:: Input for this task ::
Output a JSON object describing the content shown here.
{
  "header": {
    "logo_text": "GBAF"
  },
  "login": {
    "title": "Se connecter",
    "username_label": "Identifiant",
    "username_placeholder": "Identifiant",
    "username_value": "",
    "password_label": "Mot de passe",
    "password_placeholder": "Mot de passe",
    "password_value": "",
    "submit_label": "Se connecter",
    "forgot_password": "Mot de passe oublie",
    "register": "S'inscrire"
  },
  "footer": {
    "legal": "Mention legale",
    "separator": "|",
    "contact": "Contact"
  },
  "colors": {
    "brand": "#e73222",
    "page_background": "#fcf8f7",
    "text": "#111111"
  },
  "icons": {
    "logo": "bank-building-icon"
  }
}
:::
> **What you will do**
Scan the listing above and identify each line holding the string "passe"; copy every such line.

> **Result below**
    "password_label": "Mot de passe",
    "password_placeholder": "Mot de passe",
    "forgot_password": "Mot de passe oublie",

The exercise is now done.